→ TASK TO CARRY OUT
Reproduce the records exactly.

→ DATA PROVIDED

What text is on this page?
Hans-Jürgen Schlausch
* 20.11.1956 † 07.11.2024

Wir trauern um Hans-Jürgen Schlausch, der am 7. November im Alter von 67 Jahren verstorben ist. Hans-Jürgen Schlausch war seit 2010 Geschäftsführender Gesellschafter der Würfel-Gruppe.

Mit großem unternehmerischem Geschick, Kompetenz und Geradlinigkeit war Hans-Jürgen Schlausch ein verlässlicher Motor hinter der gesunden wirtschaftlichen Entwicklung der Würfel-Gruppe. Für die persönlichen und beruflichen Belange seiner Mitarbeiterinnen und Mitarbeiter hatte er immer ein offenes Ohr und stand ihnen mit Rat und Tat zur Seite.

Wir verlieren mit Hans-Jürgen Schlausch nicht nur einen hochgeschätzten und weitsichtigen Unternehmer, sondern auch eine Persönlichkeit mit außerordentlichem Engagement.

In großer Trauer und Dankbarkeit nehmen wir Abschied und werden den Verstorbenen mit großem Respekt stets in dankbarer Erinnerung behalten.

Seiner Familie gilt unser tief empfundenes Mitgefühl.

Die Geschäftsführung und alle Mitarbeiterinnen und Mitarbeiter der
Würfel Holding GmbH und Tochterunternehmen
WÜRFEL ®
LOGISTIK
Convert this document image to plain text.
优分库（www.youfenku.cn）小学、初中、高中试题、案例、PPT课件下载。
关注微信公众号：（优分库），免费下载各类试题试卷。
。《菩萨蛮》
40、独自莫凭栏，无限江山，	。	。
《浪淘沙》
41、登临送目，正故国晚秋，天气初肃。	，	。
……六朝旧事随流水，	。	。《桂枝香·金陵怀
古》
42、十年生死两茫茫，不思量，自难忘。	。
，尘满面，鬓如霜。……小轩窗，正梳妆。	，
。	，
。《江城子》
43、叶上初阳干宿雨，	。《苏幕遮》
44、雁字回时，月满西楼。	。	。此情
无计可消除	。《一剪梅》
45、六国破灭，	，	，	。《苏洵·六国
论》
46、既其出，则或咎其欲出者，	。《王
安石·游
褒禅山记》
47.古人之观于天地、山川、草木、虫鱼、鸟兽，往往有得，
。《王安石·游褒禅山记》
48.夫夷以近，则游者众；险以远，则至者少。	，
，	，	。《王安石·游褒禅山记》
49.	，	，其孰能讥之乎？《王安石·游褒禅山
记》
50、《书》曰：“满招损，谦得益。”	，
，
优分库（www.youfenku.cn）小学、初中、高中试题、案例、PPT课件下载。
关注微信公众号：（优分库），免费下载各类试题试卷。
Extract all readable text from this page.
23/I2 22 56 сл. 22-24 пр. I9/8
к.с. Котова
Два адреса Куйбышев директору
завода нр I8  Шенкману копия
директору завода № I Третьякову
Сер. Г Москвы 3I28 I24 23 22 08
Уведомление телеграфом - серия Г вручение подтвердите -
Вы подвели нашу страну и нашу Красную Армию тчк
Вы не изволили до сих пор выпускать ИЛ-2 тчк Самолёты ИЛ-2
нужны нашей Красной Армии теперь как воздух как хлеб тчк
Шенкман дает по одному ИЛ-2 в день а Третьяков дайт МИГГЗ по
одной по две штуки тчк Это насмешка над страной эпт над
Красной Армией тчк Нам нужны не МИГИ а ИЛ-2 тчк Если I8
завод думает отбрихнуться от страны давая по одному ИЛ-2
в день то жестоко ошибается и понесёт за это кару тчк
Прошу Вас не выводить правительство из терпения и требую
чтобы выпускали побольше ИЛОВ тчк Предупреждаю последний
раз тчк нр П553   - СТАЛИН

→ WRITTEN RESPONSE
What text is on this page?
Hans-Jürgen Schlausch
* 20.11.1956 † 07.11.2024

Wir trauern um Hans-Jürgen Schlausch, der am 7. November im Alter von 67 Jahren verstorben ist. Hans-Jürgen Schlausch war seit 2010 Geschäftsführender Gesellschafter der Würfel-Gruppe.

Mit großem unternehmerischem Geschick, Kompetenz und Geradlinigkeit war Hans-Jürgen Schlausch ein verlässlicher Motor hinter der gesunden wirtschaftlichen Entwicklung der Würfel-Gruppe. Für die persönlichen und beruflichen Belange seiner Mitarbeiterinnen und Mitarbeiter hatte er immer ein offenes Ohr und stand ihnen mit Rat und Tat zur Seite.

Wir verlieren mit Hans-Jürgen Schlausch nicht nur einen hochgeschätzten und weitsichtigen Unternehmer, sondern auch eine Persönlichkeit mit außerordentlichem Engagement.

In großer Trauer und Dankbarkeit nehmen wir Abschied und werden den Verstorbenen mit großem Respekt stets in dankbarer Erinnerung behalten.

Seiner Familie gilt unser tief empfundenes Mitgefühl.

Die Geschäftsführung und alle Mitarbeiterinnen und Mitarbeiter der
Würfel Holding GmbH und Tochterunternehmen
WÜRFEL ®
LOGISTIK
Convert this document image to plain text.
优分库（www.youfenku.cn）小学、初中、高中试题、案例、PPT课件下载。
关注微信公众号：（优分库），免费下载各类试题试卷。
。《菩萨蛮》
40、独自莫凭栏，无限江山，	。	。
《浪淘沙》
41、登临送目，正故国晚秋，天气初肃。	，	。
……六朝旧事随流水，	。	。《桂枝香·金陵怀
古》
42、十年生死两茫茫，不思量，自难忘。	。
，尘满面，鬓如霜。……小轩窗，正梳妆。	，
。	，
。《江城子》
43、叶上初阳干宿雨，	。《苏幕遮》
44、雁字回时，月满西楼。	。	。此情
无计可消除	。《一剪梅》
45、六国破灭，	，	，	。《苏洵·六国
论》
46、既其出，则或咎其欲出者，	。《王
安石·游
褒禅山记》
47.古人之观于天地、山川、草木、虫鱼、鸟兽，往往有得，
。《王安石·游褒禅山记》
48.夫夷以近，则游者众；险以远，则至者少。	，
，	，	。《王安石·游褒禅山记》
49.	，	，其孰能讥之乎？《王安石·游褒禅山
记》
50、《书》曰：“满招损，谦得益。”	，
，
优分库（www.youfenku.cn）小学、初中、高中试题、案例、PPT课件下载。
关注微信公众号：（优分库），免费下载各类试题试卷。
Extract all readable text from this page.
23/I2 22 56 сл. 22-24 пр. I9/8
к.с. Котова
Два адреса Куйбышев директору
завода нр I8  Шенкману копия
директору завода № I Третьякову
Сер. Г Москвы 3I28 I24 23 22 08
Уведомление телеграфом - серия Г вручение подтвердите -
Вы подвели нашу страну и нашу Красную Армию тчк
Вы не изволили до сих пор выпускать ИЛ-2 тчк Самолёты ИЛ-2
нужны нашей Красной Армии теперь как воздух как хлеб тчк
Шенкман дает по одному ИЛ-2 в день а Третьяков дайт МИГГЗ по
одной по две штуки тчк Это насмешка над страной эпт над
Красной Армией тчк Нам нужны не МИГИ а ИЛ-2 тчк Если I8
завод думает отбрихнуться от страны давая по одному ИЛ-2
в день то жестоко ошибается и понесёт за это кару тчк
Прошу Вас не выводить правительство из терпения и требую
чтобы выпускали побольше ИЛОВ тчк Предупреждаю последний
раз тчк нр П553   - СТАЛИН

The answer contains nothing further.